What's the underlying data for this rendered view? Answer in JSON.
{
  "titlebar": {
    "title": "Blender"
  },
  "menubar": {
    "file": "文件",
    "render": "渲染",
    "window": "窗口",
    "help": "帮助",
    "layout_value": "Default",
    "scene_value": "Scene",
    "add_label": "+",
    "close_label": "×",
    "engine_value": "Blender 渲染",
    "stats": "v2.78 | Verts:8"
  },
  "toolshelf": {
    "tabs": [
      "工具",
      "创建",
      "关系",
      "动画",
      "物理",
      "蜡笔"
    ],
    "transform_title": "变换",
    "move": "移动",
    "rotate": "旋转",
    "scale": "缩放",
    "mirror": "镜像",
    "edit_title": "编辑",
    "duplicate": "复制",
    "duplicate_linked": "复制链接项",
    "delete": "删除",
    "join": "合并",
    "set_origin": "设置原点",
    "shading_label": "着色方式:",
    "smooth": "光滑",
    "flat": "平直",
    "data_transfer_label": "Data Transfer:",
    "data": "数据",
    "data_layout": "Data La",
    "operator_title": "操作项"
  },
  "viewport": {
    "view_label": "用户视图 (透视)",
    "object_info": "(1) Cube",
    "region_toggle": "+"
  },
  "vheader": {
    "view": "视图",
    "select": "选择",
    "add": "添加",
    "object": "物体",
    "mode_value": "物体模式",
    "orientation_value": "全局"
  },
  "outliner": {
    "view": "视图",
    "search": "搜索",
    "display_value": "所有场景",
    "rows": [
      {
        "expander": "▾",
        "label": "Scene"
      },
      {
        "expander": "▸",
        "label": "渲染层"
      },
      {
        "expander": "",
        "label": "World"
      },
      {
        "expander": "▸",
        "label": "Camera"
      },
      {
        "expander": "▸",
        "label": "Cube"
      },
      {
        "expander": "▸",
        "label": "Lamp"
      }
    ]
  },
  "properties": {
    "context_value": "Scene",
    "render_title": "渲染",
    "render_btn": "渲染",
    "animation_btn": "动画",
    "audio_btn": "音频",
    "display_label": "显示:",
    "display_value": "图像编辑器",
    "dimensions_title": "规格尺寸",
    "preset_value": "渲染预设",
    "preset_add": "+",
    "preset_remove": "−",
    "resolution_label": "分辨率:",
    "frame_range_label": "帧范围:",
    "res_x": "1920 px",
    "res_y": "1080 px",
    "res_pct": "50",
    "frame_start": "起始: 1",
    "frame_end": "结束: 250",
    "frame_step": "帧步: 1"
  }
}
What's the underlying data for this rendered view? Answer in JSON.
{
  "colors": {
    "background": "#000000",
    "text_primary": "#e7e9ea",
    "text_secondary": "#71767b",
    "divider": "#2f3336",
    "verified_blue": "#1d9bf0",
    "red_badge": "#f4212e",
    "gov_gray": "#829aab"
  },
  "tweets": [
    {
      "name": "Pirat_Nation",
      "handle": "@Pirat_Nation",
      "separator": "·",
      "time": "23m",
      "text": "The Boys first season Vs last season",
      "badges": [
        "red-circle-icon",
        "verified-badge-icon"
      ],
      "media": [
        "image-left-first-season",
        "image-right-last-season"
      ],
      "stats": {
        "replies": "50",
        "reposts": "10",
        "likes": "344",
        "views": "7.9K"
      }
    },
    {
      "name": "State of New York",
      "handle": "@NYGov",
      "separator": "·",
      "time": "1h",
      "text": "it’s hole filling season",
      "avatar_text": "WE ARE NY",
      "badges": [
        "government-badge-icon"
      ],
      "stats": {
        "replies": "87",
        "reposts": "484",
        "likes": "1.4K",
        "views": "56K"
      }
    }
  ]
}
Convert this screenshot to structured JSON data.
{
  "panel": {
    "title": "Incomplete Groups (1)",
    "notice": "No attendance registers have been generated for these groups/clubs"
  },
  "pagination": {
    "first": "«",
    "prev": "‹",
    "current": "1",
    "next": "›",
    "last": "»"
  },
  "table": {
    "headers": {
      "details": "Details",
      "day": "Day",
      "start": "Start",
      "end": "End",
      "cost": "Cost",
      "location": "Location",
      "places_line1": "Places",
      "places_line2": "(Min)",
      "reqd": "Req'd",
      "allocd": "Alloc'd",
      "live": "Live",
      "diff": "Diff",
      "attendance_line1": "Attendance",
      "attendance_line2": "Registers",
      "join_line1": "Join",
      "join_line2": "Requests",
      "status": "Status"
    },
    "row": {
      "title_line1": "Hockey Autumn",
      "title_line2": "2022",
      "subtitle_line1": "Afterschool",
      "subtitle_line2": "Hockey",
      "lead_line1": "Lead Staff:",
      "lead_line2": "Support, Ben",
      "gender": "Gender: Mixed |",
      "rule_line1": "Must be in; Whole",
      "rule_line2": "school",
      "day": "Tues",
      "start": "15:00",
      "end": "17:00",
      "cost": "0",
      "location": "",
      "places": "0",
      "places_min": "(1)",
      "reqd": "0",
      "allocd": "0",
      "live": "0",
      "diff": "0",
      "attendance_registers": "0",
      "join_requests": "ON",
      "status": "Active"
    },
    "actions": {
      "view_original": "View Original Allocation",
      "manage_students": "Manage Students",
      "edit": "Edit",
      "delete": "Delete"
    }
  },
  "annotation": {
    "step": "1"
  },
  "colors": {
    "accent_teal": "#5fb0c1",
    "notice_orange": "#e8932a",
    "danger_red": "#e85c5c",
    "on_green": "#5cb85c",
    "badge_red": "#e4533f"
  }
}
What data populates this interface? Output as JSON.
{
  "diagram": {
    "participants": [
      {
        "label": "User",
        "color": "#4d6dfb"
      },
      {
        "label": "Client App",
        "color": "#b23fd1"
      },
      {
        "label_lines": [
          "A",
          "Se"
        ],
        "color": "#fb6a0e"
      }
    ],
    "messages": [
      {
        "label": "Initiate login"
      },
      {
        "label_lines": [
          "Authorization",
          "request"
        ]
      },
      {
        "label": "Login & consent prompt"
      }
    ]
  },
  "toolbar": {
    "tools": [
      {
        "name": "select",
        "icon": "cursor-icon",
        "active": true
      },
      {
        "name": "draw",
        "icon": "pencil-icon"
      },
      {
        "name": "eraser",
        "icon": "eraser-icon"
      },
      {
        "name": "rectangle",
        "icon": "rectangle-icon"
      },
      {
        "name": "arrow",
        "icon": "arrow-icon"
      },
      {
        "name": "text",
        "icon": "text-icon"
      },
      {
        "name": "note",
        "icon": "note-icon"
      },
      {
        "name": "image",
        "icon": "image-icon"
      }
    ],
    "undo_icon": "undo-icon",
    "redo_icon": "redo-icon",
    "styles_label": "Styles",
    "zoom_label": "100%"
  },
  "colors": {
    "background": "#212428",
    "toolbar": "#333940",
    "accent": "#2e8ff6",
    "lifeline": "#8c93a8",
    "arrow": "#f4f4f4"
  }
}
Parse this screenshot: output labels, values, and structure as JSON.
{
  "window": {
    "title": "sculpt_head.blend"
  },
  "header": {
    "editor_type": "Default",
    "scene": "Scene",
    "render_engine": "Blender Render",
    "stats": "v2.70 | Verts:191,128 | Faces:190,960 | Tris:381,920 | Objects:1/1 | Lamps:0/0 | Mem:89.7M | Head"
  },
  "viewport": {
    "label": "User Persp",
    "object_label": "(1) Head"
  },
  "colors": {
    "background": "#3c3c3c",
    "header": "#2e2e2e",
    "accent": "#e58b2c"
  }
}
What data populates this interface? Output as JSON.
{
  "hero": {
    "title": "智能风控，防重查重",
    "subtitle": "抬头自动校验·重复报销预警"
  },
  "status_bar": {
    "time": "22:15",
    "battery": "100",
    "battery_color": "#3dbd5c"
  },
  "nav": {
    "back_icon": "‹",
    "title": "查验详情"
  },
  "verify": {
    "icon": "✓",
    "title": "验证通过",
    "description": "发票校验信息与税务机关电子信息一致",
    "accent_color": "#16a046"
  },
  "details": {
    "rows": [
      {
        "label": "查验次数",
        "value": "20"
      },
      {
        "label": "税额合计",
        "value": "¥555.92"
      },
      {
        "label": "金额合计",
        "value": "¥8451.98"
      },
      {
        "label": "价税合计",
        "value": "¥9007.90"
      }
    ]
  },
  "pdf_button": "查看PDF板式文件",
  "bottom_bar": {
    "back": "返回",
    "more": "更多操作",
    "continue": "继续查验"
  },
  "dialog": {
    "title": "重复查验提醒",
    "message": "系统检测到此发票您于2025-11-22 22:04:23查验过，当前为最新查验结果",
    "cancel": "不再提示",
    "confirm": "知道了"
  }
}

### Task
Output exactly the lines from the one containing "Parse this screenshot: output" through the last line of the entries, both ends included.

### Solution below
Parse this screenshot: output labels, values, and structure as JSON.
{
  "window": {
    "title": "sculpt_head.blend"
  },
  "header": {
    "editor_type": "Default",
    "scene": "Scene",
    "render_engine": "Blender Render",
    "stats": "v2.70 | Verts:191,128 | Faces:190,960 | Tris:381,920 | Objects:1/1 | Lamps:0/0 | Mem:89.7M | Head"
  },
  "viewport": {
    "label": "User Persp",
    "object_label": "(1) Head"
  },
  "colors": {
    "background": "#3c3c3c",
    "header": "#2e2e2e",
    "accent": "#e58b2c"
  }
}
What data populates this interface? Output as JSON.
{
  "hero": {
    "title": "智能风控，防重查重",
    "subtitle": "抬头自动校验·重复报销预警"
  },
  "status_bar": {
    "time": "22:15",
    "battery": "100",
    "battery_color": "#3dbd5c"
  },
  "nav": {
    "back_icon": "‹",
    "title": "查验详情"
  },
  "verify": {
    "icon": "✓",
    "title": "验证通过",
    "description": "发票校验信息与税务机关电子信息一致",
    "accent_color": "#16a046"
  },
  "details": {
    "rows": [
      {
        "label": "查验次数",
        "value": "20"
      },
      {
        "label": "税额合计",
        "value": "¥555.92"
      },
      {
        "label": "金额合计",
        "value": "¥8451.98"
      },
      {
        "label": "价税合计",
        "value": "¥9007.90"
      }
    ]
  },
  "pdf_button": "查看PDF板式文件",
  "bottom_bar": {
    "back": "返回",
    "more": "更多操作",
    "continue": "继续查验"
  },
  "dialog": {
    "title": "重复查验提醒",
    "message": "系统检测到此发票您于2025-11-22 22:04:23查验过，当前为最新查验结果",
    "cancel": "不再提示",
    "confirm": "知道了"
  }
}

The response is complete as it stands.